══ SUPPLIED INFORMATION

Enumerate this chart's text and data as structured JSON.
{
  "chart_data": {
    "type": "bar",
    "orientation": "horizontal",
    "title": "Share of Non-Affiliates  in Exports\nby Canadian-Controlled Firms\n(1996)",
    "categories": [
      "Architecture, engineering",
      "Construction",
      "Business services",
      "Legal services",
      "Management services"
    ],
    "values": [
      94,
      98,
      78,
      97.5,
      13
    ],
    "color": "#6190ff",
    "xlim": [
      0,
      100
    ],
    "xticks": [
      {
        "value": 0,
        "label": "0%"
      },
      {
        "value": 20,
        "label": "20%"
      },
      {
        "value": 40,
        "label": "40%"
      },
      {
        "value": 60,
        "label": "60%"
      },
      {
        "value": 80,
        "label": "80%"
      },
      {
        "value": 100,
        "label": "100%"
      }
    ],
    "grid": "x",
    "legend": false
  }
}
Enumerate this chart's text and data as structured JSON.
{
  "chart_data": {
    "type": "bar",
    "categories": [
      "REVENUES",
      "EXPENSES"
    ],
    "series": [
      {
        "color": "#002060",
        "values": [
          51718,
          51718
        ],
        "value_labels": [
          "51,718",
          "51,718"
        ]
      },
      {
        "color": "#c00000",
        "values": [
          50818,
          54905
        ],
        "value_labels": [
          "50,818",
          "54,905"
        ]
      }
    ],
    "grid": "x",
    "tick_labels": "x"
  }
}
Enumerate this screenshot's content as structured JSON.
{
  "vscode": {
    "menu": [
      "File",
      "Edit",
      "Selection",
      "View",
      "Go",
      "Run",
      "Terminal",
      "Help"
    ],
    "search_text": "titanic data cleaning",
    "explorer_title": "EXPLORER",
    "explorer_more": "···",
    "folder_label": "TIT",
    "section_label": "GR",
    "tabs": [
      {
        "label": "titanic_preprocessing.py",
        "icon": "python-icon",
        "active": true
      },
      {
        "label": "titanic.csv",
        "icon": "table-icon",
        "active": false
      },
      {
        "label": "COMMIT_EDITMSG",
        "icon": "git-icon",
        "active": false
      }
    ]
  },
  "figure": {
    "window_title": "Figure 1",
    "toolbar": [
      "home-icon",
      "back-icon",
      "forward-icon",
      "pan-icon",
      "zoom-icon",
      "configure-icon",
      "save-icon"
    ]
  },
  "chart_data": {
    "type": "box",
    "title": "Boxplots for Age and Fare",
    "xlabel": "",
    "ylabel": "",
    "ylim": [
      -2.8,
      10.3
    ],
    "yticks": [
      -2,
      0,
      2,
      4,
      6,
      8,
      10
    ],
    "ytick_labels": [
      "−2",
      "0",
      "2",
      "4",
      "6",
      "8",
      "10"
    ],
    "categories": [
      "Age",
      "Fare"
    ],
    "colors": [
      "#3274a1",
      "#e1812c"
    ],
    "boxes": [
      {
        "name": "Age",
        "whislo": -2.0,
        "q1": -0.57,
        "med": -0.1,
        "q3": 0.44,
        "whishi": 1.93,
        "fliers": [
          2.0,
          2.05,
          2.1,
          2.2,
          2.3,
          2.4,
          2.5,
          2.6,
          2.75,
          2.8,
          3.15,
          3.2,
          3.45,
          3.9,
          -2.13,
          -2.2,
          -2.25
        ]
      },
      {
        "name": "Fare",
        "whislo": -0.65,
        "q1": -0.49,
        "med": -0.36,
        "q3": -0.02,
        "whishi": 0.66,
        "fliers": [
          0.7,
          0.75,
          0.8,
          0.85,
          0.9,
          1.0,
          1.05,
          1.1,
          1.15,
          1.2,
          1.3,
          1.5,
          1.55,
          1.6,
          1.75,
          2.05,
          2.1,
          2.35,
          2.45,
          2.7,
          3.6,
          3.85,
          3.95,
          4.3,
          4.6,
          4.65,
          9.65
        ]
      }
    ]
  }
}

════

Give the entries again in full, exactly as they are written.

Enumerate this chart's text and data as structured JSON.
{
  "chart_data": {
    "type": "bar",
    "orientation": "horizontal",
    "title": "Share of Non-Affiliates  in Exports\nby Canadian-Controlled Firms\n(1996)",
    "categories": [
      "Architecture, engineering",
      "Construction",
      "Business services",
      "Legal services",
      "Management services"
    ],
    "values": [
      94,
      98,
      78,
      97.5,
      13
    ],
    "color": "#6190ff",
    "xlim": [
      0,
      100
    ],
    "xticks": [
      {
        "value": 0,
        "label": "0%"
      },
      {
        "value": 20,
        "label": "20%"
      },
      {
        "value": 40,
        "label": "40%"
      },
      {
        "value": 60,
        "label": "60%"
      },
      {
        "value": 80,
        "label": "80%"
      },
      {
        "value": 100,
        "label": "100%"
      }
    ],
    "grid": "x",
    "legend": false
  }
}
Enumerate this chart's text and data as structured JSON.
{
  "chart_data": {
    "type": "bar",
    "categories": [
      "REVENUES",
      "EXPENSES"
    ],
    "series": [
      {
        "color": "#002060",
        "values": [
          51718,
          51718
        ],
        "value_labels": [
          "51,718",
          "51,718"
        ]
      },
      {
        "color": "#c00000",
        "values": [
          50818,
          54905
        ],
        "value_labels": [
          "50,818",
          "54,905"
        ]
      }
    ],
    "grid": "x",
    "tick_labels": "x"
  }
}
Enumerate this screenshot's content as structured JSON.
{
  "vscode": {
    "menu": [
      "File",
      "Edit",
      "Selection",
      "View",
      "Go",
      "Run",
      "Terminal",
      "Help"
    ],
    "search_text": "titanic data cleaning",
    "explorer_title": "EXPLORER",
    "explorer_more": "···",
    "folder_label": "TIT",
    "section_label": "GR",
    "tabs": [
      {
        "label": "titanic_preprocessing.py",
        "icon": "python-icon",
        "active": true
      },
      {
        "label": "titanic.csv",
        "icon": "table-icon",
        "active": false
      },
      {
        "label": "COMMIT_EDITMSG",
        "icon": "git-icon",
        "active": false
      }
    ]
  },
  "figure": {
    "window_title": "Figure 1",
    "toolbar": [
      "home-icon",
      "back-icon",
      "forward-icon",
      "pan-icon",
      "zoom-icon",
      "configure-icon",
      "save-icon"
    ]
  },
  "chart_data": {
    "type": "box",
    "title": "Boxplots for Age and Fare",
    "xlabel": "",
    "ylabel": "",
    "ylim": [
      -2.8,
      10.3
    ],
    "yticks": [
      -2,
      0,
      2,
      4,
      6,
      8,
      10
    ],
    "ytick_labels": [
      "−2",
      "0",
      "2",
      "4",
      "6",
      "8",
      "10"
    ],
    "categories": [
      "Age",
      "Fare"
    ],
    "colors": [
      "#3274a1",
      "#e1812c"
    ],
    "boxes": [
      {
        "name": "Age",
        "whislo": -2.0,
        "q1": -0.57,
        "med": -0.1,
        "q3": 0.44,
        "whishi": 1.93,
        "fliers": [
          2.0,
          2.05,
          2.1,
          2.2,
          2.3,
          2.4,
          2.5,
          2.6,
          2.75,
          2.8,
          3.15,
          3.2,
          3.45,
          3.9,
          -2.13,
          -2.2,
          -2.25
        ]
      },
      {
        "name": "Fare",
        "whislo": -0.65,
        "q1": -0.49,
        "med": -0.36,
        "q3": -0.02,
        "whishi": 0.66,
        "fliers": [
          0.7,
          0.75,
          0.8,
          0.85,
          0.9,
          1.0,
          1.05,
          1.1,
          1.15,
          1.2,
          1.3,
          1.5,
          1.55,
          1.6,
          1.75,
          2.05,
          2.1,
          2.35,
          2.45,
          2.7,
          3.6,
          3.85,
          3.95,
          4.3,
          4.6,
          4.65,
          9.65
        ]
      }
    ]
  }
}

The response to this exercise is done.